### Raw data:
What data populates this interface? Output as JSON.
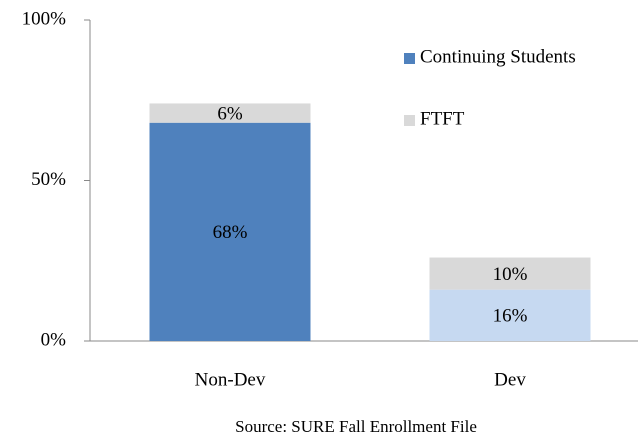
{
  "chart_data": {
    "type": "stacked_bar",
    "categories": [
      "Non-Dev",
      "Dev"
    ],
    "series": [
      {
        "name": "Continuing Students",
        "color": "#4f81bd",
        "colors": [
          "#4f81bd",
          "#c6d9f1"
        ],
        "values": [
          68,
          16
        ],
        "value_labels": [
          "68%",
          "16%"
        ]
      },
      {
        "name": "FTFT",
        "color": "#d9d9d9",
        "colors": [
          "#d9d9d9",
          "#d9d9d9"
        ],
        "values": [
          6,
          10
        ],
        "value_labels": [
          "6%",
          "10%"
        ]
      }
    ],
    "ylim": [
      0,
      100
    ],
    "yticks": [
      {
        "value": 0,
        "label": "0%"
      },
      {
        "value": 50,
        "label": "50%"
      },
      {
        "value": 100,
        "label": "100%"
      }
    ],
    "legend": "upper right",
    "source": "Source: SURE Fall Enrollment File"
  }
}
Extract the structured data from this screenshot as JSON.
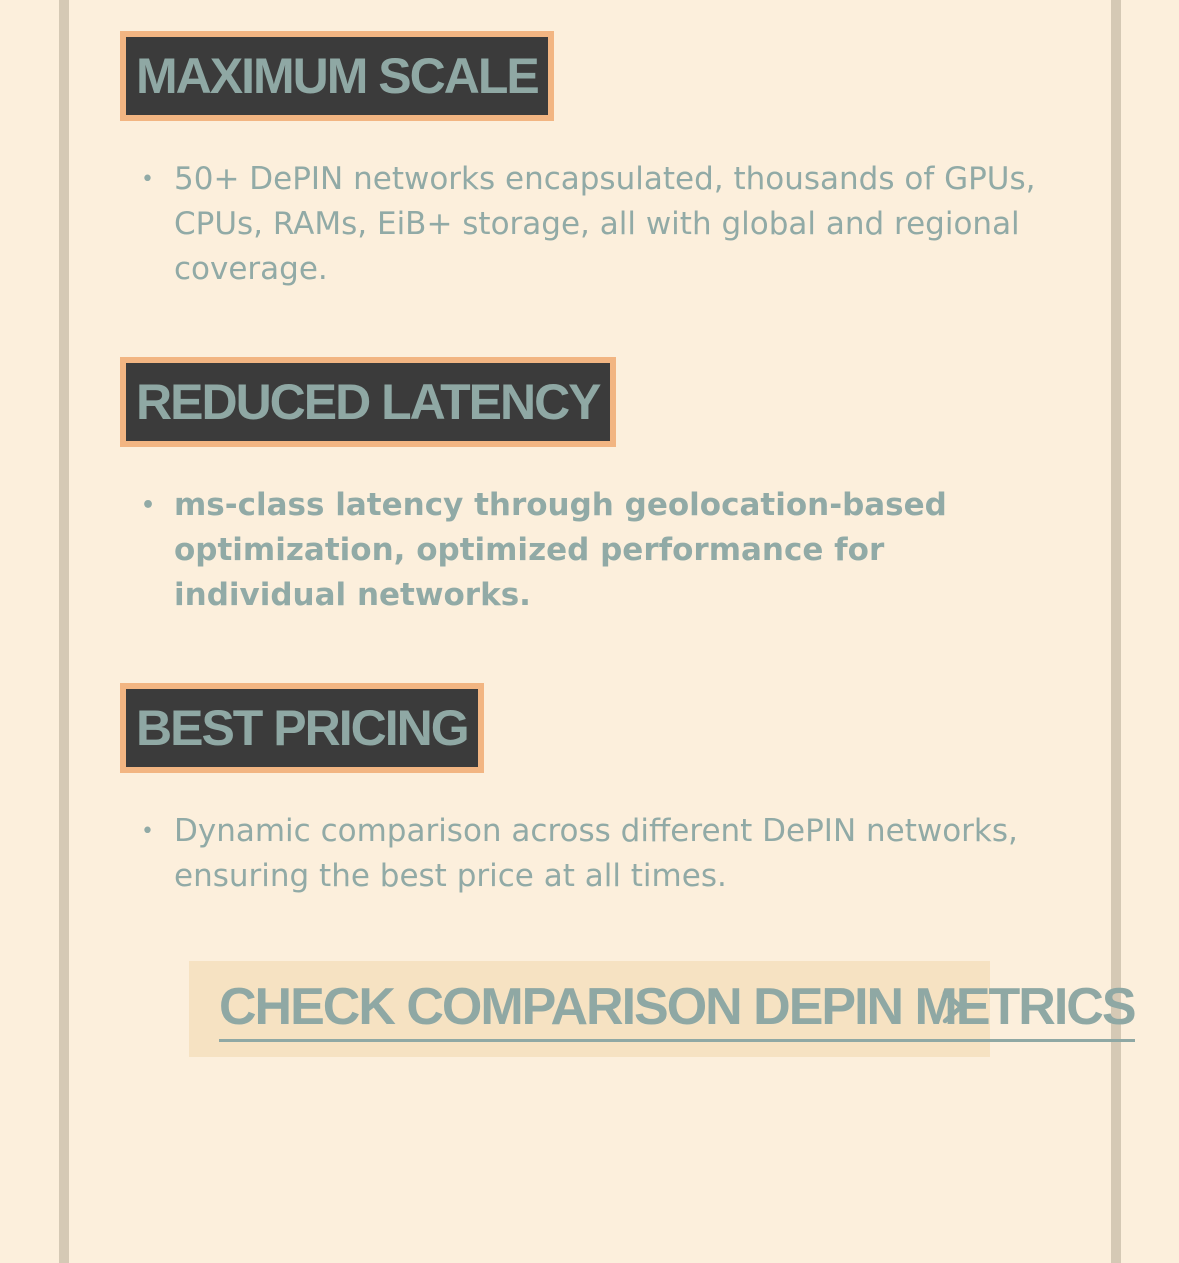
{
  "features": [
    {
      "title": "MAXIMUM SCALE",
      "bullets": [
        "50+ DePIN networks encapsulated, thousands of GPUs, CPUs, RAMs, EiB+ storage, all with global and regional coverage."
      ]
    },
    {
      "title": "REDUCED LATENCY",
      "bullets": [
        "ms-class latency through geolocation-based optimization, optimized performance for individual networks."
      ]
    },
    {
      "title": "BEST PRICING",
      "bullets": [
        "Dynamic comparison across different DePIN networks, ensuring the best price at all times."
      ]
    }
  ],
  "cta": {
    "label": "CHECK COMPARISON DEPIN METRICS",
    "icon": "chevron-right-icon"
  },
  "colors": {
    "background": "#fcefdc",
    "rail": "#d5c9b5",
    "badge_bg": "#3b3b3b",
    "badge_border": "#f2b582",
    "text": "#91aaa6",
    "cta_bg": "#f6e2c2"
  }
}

### Work required:
Repeat only the lines from the one with "Extract the structured" through the end of the data, both included and exactly as written. Pictures stay out of the copy.

### Exercise output:
Extract the structured data from this screenshot as JSON.
{
  "features": [
    {
      "title": "MAXIMUM SCALE",
      "bullets": [
        "50+ DePIN networks encapsulated, thousands of GPUs, CPUs, RAMs, EiB+ storage, all with global and regional coverage."
      ]
    },
    {
      "title": "REDUCED LATENCY",
      "bullets": [
        "ms-class latency through geolocation-based optimization, optimized performance for individual networks."
      ]
    },
    {
      "title": "BEST PRICING",
      "bullets": [
        "Dynamic comparison across different DePIN networks, ensuring the best price at all times."
      ]
    }
  ],
  "cta": {
    "label": "CHECK COMPARISON DEPIN METRICS",
    "icon": "chevron-right-icon"
  },
  "colors": {
    "background": "#fcefdc",
    "rail": "#d5c9b5",
    "badge_bg": "#3b3b3b",
    "badge_border": "#f2b582",
    "text": "#91aaa6",
    "cta_bg": "#f6e2c2"
  }
}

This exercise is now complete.